• Aufgabenstellung: Wer löste Vázquez laut dem Text über seine Präsidentschaft in Uruguay im März 2010 als Präsident ab? Nennen Sie bitte auch die Partei des Nachfolgers.
-------- Vorliegender Text --------
Vázquez wurde am 1. März 2005 als Präsident von Uruguay vereidigt. Die historische Bedeutung dieses Ereignisses kann gar nicht hoch genug eingeschätzt werden. Vázquez war der erste linke Präsident in der Geschichte Uruguays, und die von ihm geführte Koalition, die EP-FA, die sich aus ehemaligen Guerilleros, Sozialisten, Kommunisten und unabhängigen Linken zusammensetzte, hatte in beiden Kammern des Parlaments eine Mehrheit errungen. Zu dieser Zeit war Vázquez‘ Aufstieg auch sinnbildlich für einen Wahltrend nach links in ganz Lateinamerika.
Eine der ersten Amtshandlungen von Vázquez als Präsident war die Ankündigung eines nationalen Notfallplans in Höhe von 200 Millionen Dollar, um die schätzungsweise 20 Prozent der Uruguayer zu unterstützen, die in großer Armut leben. Zu seinen Erfolgen gehörten die Verbesserung der Wirtschaft, die jahrelang ein negatives Wachstum verzeichnet hatte, und die Aufarbeitung der Menschenrechtsverletzungen, die während der Militärdiktatur in Uruguay von 1973 bis 1985 begangen worden waren.
2008 trat Vázquez aus seiner Partei, der PSU, aus, nachdem deren Mitglieder für die Legalisierung der Abtreibung in Uruguay gestimmt hatten. Er legte sein Veto gegen ein Abtreibungsgesetz ein, das vom Parlament angenommen worden war. Seine fünfjährige Amtszeit als Präsident gipfelte in der erfolgreichen Umsetzung eines Programms zur Bereitstellung von Laptops für alle Grundschulkinder in Uruguay. Während Vázquez‘ Präsidentschaft wurde das Recht gleichgeschlechtlicher Paare auf Adoption von Kindern legalisiert, und die Gesundheitsversorgung wurde durch eine etwas umstrittene Erhöhung der Einkommenssteuer für die Armen zugänglicher gemacht. Vázquez, der laut Verfassung nicht für eine zweite Amtszeit kandidieren durfte, wurde im März 2010 von José Mujica von der EP-FA abgelöst, einem ehemaligen Führer der Tupamaro-Guerilla.
-------- Bereitgestellte Angaben --------
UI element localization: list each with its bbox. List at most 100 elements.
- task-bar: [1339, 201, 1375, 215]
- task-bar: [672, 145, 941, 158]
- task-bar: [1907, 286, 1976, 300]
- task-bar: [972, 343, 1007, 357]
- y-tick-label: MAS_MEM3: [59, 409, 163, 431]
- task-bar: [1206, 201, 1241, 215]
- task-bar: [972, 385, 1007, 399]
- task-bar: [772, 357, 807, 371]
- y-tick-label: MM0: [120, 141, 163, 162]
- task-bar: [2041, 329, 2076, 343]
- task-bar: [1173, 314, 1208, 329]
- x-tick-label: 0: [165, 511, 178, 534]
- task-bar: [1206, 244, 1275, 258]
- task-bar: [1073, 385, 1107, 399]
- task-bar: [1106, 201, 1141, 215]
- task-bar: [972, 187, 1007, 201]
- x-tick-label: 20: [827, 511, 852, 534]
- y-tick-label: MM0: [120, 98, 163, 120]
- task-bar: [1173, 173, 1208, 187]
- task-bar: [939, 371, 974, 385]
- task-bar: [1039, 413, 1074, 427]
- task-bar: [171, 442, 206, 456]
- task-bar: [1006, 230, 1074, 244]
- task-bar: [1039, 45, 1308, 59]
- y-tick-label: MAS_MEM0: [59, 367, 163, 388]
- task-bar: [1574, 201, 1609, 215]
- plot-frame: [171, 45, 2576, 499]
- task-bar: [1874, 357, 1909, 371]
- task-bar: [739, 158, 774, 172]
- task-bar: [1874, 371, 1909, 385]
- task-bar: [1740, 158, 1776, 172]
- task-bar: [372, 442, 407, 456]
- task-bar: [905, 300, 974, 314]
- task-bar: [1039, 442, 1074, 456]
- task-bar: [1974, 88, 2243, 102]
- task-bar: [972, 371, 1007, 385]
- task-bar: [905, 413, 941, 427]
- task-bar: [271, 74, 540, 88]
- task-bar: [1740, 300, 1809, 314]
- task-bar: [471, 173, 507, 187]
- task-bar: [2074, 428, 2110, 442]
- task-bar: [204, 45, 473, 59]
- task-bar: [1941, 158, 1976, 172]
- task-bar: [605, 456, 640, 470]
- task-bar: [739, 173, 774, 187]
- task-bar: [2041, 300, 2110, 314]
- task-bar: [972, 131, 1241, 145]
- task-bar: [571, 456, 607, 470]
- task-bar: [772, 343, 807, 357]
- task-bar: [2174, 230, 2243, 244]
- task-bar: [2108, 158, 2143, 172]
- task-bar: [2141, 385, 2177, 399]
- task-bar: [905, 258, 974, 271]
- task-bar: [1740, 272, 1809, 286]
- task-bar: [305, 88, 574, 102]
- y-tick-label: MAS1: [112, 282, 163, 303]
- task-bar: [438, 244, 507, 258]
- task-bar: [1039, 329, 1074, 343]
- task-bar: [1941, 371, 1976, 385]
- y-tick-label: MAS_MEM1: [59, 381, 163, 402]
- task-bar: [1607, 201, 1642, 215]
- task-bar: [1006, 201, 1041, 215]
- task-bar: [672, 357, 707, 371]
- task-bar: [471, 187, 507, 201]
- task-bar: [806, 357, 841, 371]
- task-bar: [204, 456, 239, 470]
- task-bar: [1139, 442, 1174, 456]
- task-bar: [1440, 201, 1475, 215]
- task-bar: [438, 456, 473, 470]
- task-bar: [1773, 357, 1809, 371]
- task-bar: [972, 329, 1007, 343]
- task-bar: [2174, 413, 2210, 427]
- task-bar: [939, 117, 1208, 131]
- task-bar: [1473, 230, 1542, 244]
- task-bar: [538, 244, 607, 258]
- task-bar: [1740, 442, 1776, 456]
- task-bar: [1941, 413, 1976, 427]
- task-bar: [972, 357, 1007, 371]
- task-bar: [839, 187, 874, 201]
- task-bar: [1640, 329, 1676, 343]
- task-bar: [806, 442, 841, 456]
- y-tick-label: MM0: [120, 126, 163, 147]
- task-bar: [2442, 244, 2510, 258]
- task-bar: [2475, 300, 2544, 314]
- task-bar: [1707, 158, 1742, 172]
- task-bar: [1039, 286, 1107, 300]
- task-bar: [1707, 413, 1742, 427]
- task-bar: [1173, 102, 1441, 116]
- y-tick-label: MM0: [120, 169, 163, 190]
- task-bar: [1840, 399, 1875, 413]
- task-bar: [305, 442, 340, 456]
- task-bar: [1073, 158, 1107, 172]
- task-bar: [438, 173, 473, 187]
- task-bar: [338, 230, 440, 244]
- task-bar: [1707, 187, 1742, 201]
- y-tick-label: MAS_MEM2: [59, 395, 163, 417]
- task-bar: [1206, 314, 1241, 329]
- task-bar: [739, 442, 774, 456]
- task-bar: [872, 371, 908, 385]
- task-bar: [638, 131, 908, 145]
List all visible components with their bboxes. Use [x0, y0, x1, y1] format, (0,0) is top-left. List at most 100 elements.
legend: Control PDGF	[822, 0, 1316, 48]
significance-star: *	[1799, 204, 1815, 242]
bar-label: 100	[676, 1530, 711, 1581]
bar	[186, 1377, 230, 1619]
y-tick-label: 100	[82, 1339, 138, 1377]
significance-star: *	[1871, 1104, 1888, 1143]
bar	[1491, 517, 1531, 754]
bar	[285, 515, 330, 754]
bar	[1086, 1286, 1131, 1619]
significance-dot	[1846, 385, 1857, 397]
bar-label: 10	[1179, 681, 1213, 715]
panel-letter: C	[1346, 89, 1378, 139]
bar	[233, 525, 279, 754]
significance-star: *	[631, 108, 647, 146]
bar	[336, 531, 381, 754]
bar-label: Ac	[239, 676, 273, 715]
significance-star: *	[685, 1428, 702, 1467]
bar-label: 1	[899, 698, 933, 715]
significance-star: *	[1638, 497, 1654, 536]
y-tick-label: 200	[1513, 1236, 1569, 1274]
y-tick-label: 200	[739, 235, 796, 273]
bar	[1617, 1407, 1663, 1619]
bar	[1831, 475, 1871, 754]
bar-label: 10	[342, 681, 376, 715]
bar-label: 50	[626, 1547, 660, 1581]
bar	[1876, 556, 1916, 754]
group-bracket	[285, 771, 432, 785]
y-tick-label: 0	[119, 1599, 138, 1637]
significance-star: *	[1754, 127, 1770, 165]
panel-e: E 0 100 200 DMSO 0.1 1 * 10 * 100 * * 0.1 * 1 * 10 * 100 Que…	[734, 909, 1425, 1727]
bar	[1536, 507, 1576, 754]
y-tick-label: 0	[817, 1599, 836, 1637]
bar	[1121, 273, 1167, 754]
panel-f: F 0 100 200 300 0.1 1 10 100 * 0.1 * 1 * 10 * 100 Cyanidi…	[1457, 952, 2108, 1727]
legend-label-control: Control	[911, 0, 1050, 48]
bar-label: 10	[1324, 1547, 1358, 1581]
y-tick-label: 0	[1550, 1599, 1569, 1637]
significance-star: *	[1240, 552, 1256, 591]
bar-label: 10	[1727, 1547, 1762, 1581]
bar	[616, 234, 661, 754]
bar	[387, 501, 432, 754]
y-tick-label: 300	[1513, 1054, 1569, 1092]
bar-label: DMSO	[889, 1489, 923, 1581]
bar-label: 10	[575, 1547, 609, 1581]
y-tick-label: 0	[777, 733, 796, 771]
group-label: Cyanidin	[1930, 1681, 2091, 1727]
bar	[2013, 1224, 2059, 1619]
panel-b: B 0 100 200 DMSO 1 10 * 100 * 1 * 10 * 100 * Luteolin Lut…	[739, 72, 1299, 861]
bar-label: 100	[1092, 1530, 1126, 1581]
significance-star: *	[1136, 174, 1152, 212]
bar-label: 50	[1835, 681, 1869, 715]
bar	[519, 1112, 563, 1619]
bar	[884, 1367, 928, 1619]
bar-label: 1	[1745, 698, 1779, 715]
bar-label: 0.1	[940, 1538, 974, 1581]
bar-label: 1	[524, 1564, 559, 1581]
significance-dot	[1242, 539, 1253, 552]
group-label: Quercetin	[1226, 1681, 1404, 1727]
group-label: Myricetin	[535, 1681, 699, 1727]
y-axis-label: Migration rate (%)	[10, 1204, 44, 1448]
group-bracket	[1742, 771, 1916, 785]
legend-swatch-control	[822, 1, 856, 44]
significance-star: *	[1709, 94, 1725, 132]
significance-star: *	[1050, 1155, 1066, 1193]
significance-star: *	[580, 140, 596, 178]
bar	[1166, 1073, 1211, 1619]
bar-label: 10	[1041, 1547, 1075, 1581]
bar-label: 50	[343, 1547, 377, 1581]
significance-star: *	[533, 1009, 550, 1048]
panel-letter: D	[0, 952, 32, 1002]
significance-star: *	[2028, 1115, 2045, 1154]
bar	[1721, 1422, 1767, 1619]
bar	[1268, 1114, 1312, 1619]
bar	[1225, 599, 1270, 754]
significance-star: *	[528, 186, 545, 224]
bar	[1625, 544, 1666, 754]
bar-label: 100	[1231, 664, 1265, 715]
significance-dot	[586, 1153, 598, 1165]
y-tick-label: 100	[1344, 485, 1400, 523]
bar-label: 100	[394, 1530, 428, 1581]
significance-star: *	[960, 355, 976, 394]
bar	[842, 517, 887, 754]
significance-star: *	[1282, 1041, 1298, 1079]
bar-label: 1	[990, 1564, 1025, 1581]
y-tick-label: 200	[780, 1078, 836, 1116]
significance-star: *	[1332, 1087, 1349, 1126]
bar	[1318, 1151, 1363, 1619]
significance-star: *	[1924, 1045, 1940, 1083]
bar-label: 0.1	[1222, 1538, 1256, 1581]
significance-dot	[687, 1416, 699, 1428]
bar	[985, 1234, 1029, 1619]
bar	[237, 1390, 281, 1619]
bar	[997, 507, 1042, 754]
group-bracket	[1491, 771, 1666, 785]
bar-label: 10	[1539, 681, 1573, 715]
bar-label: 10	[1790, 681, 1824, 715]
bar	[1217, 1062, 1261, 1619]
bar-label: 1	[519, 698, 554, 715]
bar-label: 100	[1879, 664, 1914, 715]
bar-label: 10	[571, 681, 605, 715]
--------
• Lösung: José Mujica von der EP-FA, ein ehemaliger Führer der Tupamaro-Guerilla.